__TO DO__.
Output the lines that follow exactly as they are.

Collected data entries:
_ _ _ _ _ _ _
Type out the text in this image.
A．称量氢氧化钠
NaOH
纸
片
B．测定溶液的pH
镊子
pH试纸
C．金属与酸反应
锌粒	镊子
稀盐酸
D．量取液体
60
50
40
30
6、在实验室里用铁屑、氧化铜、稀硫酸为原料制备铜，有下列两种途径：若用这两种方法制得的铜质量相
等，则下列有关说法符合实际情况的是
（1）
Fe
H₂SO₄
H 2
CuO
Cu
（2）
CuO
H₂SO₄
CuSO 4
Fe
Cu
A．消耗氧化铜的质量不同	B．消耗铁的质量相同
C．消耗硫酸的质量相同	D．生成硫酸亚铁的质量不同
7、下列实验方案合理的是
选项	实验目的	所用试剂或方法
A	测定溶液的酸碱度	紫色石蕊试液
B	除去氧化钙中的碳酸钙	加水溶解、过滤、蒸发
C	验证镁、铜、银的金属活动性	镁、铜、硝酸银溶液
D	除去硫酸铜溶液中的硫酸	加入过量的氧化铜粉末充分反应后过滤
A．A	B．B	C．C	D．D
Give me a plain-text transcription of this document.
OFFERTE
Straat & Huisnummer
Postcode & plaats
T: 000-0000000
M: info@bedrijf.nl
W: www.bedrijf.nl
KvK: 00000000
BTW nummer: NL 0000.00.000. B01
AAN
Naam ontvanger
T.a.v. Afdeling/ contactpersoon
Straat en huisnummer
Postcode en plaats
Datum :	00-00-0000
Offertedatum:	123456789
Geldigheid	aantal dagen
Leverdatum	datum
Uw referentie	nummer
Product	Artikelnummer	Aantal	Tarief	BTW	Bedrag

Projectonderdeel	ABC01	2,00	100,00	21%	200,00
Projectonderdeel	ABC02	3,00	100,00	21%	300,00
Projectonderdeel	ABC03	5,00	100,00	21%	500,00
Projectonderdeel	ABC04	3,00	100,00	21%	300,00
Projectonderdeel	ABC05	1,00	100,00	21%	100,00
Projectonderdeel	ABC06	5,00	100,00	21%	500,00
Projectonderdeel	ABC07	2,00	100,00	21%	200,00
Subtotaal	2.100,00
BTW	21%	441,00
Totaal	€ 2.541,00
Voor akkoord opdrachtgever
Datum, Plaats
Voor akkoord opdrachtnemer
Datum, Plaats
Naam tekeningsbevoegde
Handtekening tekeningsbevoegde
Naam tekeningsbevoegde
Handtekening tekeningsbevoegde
_ _ _ _ _ _ _
__WRITTEN ANSWER__.
Type out the text in this image.
A．称量氢氧化钠
NaOH
纸
片
B．测定溶液的pH
镊子
pH试纸
C．金属与酸反应
锌粒	镊子
稀盐酸
D．量取液体
60
50
40
30
6、在实验室里用铁屑、氧化铜、稀硫酸为原料制备铜，有下列两种途径：若用这两种方法制得的铜质量相
等，则下列有关说法符合实际情况的是
（1）
Fe
H₂SO₄
H 2
CuO
Cu
（2）
CuO
H₂SO₄
CuSO 4
Fe
Cu
A．消耗氧化铜的质量不同	B．消耗铁的质量相同
C．消耗硫酸的质量相同	D．生成硫酸亚铁的质量不同
7、下列实验方案合理的是
选项	实验目的	所用试剂或方法
A	测定溶液的酸碱度	紫色石蕊试液
B	除去氧化钙中的碳酸钙	加水溶解、过滤、蒸发
C	验证镁、铜、银的金属活动性	镁、铜、硝酸银溶液
D	除去硫酸铜溶液中的硫酸	加入过量的氧化铜粉末充分反应后过滤
A．A	B．B	C．C	D．D
Give me a plain-text transcription of this document.
OFFERTE
Straat & Huisnummer
Postcode & plaats
T: 000-0000000
M: info@bedrijf.nl
W: www.bedrijf.nl
KvK: 00000000
BTW nummer: NL 0000.00.000. B01
AAN
Naam ontvanger
T.a.v. Afdeling/ contactpersoon
Straat en huisnummer
Postcode en plaats
Datum :	00-00-0000
Offertedatum:	123456789
Geldigheid	aantal dagen
Leverdatum	datum
Uw referentie	nummer
Product	Artikelnummer	Aantal	Tarief	BTW	Bedrag

Projectonderdeel	ABC01	2,00	100,00	21%	200,00
Projectonderdeel	ABC02	3,00	100,00	21%	300,00
Projectonderdeel	ABC03	5,00	100,00	21%	500,00
Projectonderdeel	ABC04	3,00	100,00	21%	300,00
Projectonderdeel	ABC05	1,00	100,00	21%	100,00
Projectonderdeel	ABC06	5,00	100,00	21%	500,00
Projectonderdeel	ABC07	2,00	100,00	21%	200,00
Subtotaal	2.100,00
BTW	21%	441,00
Totaal	€ 2.541,00
Voor akkoord opdrachtgever
Datum, Plaats
Voor akkoord opdrachtnemer
Datum, Plaats
Naam tekeningsbevoegde
Handtekening tekeningsbevoegde
Naam tekeningsbevoegde
Handtekening tekeningsbevoegde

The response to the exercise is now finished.